Supplied information:

** start **

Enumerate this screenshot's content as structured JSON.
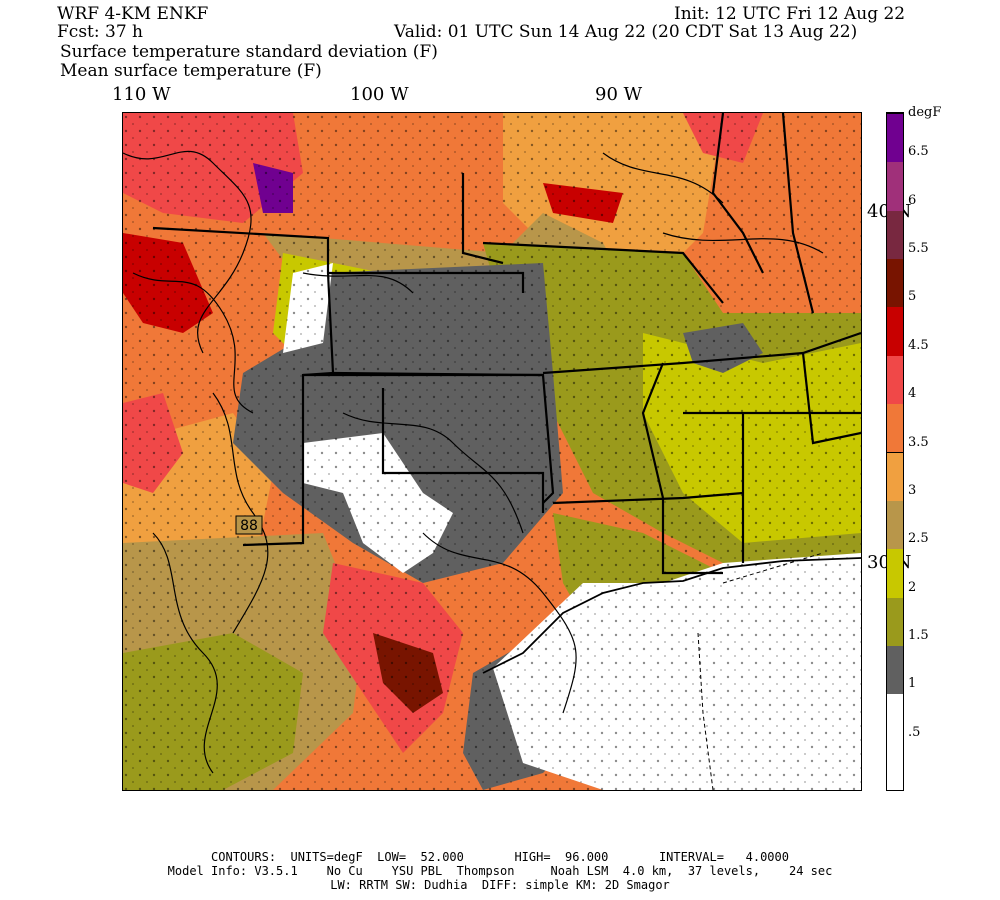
{
  "header": {
    "model": "WRF 4-KM ENKF",
    "fcst": "Fcst:   37 h",
    "init": "Init: 12 UTC Fri 12 Aug 22",
    "valid": "Valid: 01 UTC Sun 14 Aug 22 (20 CDT Sat 13 Aug 22)",
    "field1": "Surface temperature standard deviation (F)",
    "field2": "Mean surface temperature (F)"
  },
  "longitude_labels": [
    "110 W",
    "100 W",
    "90 W"
  ],
  "latitude_labels": [
    "40 N",
    "30 N"
  ],
  "map_annotation": "88",
  "legend": {
    "unit": "degF",
    "levels": [
      ".5",
      "1",
      "1.5",
      "2",
      "2.5",
      "3",
      "3.5",
      "4",
      "4.5",
      "5",
      "5.5",
      "6",
      "6.5"
    ],
    "colors": [
      "#ffffff",
      "#ffffff",
      "#606060",
      "#9a9a1c",
      "#c8c800",
      "#b8964a",
      "#f0a040",
      "#f07838",
      "#f04848",
      "#c80000",
      "#781400",
      "#782840",
      "#a0307a",
      "#700090"
    ]
  },
  "footer": {
    "line1": "CONTOURS:  UNITS=degF  LOW=  52.000       HIGH=  96.000       INTERVAL=   4.0000",
    "line2": "Model Info: V3.5.1    No Cu    YSU PBL  Thompson     Noah LSM  4.0 km,  37 levels,    24 sec",
    "line3": "LW: RRTM SW: Dudhia  DIFF: simple KM: 2D Smagor"
  }
}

** end **

Task objective: Reproduce the data above in full, exactly as it is, with the pictures left out.

Full output:
Enumerate this screenshot's content as structured JSON.
{
  "header": {
    "model": "WRF 4-KM ENKF",
    "fcst": "Fcst:   37 h",
    "init": "Init: 12 UTC Fri 12 Aug 22",
    "valid": "Valid: 01 UTC Sun 14 Aug 22 (20 CDT Sat 13 Aug 22)",
    "field1": "Surface temperature standard deviation (F)",
    "field2": "Mean surface temperature (F)"
  },
  "longitude_labels": [
    "110 W",
    "100 W",
    "90 W"
  ],
  "latitude_labels": [
    "40 N",
    "30 N"
  ],
  "map_annotation": "88",
  "legend": {
    "unit": "degF",
    "levels": [
      ".5",
      "1",
      "1.5",
      "2",
      "2.5",
      "3",
      "3.5",
      "4",
      "4.5",
      "5",
      "5.5",
      "6",
      "6.5"
    ],
    "colors": [
      "#ffffff",
      "#ffffff",
      "#606060",
      "#9a9a1c",
      "#c8c800",
      "#b8964a",
      "#f0a040",
      "#f07838",
      "#f04848",
      "#c80000",
      "#781400",
      "#782840",
      "#a0307a",
      "#700090"
    ]
  },
  "footer": {
    "line1": "CONTOURS:  UNITS=degF  LOW=  52.000       HIGH=  96.000       INTERVAL=   4.0000",
    "line2": "Model Info: V3.5.1    No Cu    YSU PBL  Thompson     Noah LSM  4.0 km,  37 levels,    24 sec",
    "line3": "LW: RRTM SW: Dudhia  DIFF: simple KM: 2D Smagor"
  }
}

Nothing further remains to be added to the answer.